Task requirements - Find every line in the records below that holds the word "subtitle", and copy each one.

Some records
* * * * * * *

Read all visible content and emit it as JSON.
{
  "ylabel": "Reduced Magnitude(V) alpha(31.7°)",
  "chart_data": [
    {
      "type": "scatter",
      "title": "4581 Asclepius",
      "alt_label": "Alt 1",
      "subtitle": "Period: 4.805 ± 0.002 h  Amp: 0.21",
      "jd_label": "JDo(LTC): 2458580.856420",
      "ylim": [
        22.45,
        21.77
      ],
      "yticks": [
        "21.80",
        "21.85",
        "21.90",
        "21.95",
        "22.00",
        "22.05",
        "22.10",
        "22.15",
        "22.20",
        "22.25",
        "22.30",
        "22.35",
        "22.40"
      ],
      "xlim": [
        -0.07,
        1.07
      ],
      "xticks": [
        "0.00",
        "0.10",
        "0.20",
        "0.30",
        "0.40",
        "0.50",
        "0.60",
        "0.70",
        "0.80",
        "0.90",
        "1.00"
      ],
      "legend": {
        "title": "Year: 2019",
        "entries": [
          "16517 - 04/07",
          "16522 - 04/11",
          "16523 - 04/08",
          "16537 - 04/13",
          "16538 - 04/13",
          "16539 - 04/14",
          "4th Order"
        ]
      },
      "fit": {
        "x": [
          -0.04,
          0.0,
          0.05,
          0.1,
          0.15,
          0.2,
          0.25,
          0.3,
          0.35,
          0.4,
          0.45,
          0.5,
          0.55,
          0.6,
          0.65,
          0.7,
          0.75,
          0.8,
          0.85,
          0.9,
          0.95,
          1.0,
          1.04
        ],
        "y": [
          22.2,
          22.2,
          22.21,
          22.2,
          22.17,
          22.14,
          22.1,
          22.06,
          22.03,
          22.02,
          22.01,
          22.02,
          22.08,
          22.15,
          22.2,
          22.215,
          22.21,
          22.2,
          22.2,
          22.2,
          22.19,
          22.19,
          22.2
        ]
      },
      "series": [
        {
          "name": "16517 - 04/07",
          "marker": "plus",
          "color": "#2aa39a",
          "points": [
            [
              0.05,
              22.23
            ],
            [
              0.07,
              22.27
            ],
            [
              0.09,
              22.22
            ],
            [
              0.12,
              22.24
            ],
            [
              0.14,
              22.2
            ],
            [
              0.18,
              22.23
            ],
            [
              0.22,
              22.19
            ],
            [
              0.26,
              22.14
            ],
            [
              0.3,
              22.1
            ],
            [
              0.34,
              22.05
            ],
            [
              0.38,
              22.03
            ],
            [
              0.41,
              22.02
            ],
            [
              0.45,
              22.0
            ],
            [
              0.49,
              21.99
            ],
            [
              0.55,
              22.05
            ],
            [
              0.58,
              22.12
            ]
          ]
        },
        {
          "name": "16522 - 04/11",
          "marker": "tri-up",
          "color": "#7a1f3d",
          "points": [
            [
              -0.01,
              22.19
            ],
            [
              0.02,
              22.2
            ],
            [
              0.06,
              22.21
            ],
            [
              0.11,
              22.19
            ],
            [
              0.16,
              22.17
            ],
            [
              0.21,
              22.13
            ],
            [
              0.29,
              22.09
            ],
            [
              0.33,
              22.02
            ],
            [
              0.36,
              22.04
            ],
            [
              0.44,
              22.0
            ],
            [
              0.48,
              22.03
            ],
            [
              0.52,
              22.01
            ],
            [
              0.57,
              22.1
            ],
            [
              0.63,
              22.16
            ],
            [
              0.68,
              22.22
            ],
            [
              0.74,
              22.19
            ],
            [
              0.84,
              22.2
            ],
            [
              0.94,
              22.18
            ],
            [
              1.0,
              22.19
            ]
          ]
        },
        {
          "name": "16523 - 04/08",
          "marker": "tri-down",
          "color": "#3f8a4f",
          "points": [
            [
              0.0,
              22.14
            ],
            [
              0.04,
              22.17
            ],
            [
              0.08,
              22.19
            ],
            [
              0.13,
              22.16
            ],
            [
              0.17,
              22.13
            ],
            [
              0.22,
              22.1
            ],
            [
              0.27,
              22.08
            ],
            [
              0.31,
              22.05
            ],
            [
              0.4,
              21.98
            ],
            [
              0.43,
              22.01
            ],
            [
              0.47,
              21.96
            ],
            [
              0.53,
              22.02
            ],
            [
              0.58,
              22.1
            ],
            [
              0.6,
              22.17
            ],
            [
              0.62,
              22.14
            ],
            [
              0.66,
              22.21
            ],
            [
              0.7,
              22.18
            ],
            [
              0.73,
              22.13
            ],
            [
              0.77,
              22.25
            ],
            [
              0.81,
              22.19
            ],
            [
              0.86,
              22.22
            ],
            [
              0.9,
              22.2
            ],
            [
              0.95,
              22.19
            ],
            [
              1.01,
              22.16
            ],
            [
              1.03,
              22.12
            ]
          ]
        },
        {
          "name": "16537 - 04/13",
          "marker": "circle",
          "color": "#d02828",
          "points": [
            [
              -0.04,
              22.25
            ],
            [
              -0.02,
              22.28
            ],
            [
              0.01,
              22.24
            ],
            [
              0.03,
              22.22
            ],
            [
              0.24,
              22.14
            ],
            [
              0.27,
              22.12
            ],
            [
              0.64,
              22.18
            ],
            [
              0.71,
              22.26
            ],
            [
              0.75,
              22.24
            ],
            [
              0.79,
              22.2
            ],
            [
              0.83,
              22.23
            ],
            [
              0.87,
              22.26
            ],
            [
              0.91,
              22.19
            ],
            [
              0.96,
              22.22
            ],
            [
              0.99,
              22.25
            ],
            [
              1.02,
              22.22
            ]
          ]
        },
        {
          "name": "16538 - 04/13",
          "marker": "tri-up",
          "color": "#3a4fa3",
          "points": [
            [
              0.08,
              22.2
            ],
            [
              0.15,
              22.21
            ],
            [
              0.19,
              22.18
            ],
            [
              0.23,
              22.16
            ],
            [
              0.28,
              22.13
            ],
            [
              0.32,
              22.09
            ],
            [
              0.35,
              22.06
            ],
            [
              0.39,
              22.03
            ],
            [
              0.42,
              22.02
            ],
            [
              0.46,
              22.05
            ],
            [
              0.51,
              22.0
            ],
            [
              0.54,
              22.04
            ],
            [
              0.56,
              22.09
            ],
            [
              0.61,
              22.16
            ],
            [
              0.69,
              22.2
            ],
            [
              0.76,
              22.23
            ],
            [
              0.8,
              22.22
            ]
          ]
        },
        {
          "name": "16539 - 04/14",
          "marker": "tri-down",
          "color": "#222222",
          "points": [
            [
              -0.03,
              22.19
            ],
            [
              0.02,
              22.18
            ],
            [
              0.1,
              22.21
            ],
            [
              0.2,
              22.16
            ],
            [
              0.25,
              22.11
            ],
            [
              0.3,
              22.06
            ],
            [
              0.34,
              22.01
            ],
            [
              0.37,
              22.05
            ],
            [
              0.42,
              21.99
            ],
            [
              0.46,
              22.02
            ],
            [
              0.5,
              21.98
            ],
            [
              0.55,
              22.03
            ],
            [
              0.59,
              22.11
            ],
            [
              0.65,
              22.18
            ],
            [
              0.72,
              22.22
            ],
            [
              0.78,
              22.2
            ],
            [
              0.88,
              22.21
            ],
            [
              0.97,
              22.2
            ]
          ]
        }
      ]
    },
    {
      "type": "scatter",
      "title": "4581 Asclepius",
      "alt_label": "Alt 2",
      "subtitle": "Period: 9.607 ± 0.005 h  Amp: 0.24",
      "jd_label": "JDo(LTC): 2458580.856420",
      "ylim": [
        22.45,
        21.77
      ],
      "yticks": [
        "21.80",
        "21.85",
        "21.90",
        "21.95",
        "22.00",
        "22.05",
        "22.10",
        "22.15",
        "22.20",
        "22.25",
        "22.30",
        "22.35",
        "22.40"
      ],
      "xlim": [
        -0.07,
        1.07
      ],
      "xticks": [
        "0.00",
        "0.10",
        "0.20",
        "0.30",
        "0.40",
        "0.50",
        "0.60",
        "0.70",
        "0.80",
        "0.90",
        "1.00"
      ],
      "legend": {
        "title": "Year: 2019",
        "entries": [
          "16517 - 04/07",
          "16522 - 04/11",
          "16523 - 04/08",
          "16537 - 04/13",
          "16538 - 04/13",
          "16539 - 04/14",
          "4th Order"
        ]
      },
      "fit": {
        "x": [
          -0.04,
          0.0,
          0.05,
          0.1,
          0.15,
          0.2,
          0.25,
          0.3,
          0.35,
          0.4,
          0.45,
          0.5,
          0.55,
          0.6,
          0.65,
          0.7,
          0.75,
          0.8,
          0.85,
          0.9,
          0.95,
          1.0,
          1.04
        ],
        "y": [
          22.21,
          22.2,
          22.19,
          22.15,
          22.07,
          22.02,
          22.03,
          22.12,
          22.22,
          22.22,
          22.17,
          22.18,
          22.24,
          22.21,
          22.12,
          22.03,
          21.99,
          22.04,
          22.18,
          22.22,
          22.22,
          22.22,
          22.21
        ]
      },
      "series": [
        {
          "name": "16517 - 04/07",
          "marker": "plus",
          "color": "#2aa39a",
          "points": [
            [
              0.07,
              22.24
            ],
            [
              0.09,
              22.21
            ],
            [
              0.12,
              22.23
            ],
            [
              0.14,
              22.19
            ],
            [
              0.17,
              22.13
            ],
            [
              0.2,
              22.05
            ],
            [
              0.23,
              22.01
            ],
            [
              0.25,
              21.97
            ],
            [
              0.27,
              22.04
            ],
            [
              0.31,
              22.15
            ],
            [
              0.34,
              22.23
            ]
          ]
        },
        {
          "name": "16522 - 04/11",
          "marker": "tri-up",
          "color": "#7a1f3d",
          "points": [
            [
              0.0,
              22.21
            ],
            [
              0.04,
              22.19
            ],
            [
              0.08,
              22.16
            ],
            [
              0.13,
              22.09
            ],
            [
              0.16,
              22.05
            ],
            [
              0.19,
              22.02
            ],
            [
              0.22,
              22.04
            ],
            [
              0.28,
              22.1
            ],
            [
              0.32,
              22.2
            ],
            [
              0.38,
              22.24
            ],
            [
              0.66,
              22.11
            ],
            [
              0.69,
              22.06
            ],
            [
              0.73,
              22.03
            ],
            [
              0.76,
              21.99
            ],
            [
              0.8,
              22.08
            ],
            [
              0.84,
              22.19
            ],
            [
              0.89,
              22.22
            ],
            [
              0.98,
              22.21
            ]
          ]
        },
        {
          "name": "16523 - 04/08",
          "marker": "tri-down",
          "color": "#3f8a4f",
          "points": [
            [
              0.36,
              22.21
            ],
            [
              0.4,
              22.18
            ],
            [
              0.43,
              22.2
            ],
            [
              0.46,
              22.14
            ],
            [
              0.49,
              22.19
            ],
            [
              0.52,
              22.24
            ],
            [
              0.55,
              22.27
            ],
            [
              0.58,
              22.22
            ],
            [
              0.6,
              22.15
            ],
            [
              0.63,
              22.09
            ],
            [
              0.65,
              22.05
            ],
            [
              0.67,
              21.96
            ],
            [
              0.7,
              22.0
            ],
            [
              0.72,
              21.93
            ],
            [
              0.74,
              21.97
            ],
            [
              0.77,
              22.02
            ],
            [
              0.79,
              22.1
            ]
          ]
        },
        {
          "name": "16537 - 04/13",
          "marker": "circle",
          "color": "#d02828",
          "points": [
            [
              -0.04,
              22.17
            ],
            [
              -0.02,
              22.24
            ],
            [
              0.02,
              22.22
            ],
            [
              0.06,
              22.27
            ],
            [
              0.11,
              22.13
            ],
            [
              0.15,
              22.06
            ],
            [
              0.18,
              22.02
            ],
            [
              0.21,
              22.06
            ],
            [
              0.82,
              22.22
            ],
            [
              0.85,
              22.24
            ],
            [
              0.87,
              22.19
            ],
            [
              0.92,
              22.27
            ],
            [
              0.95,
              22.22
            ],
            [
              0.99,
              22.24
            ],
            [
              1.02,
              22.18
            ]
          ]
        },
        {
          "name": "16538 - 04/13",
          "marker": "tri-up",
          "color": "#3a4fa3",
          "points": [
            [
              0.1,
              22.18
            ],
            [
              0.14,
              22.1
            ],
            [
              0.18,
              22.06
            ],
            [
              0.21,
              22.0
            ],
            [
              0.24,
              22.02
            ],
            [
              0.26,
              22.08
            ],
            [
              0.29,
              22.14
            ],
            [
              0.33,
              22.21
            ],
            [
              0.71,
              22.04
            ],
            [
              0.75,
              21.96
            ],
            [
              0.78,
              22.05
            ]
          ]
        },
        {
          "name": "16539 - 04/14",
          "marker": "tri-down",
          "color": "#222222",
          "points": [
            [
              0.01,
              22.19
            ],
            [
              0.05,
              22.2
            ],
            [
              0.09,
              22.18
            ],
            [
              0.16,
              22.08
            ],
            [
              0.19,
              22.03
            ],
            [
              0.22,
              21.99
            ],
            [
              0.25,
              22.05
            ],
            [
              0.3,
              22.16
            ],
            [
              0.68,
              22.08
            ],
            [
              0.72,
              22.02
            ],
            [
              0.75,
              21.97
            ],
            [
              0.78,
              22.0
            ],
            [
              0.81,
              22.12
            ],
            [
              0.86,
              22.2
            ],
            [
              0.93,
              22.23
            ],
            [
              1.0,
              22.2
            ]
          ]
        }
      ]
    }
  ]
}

* * * * * * *

Solution for this problem -
      "subtitle": "Period: 4.805 ± 0.002 h  Amp: 0.21",
      "subtitle": "Period: 9.607 ± 0.005 h  Amp: 0.24",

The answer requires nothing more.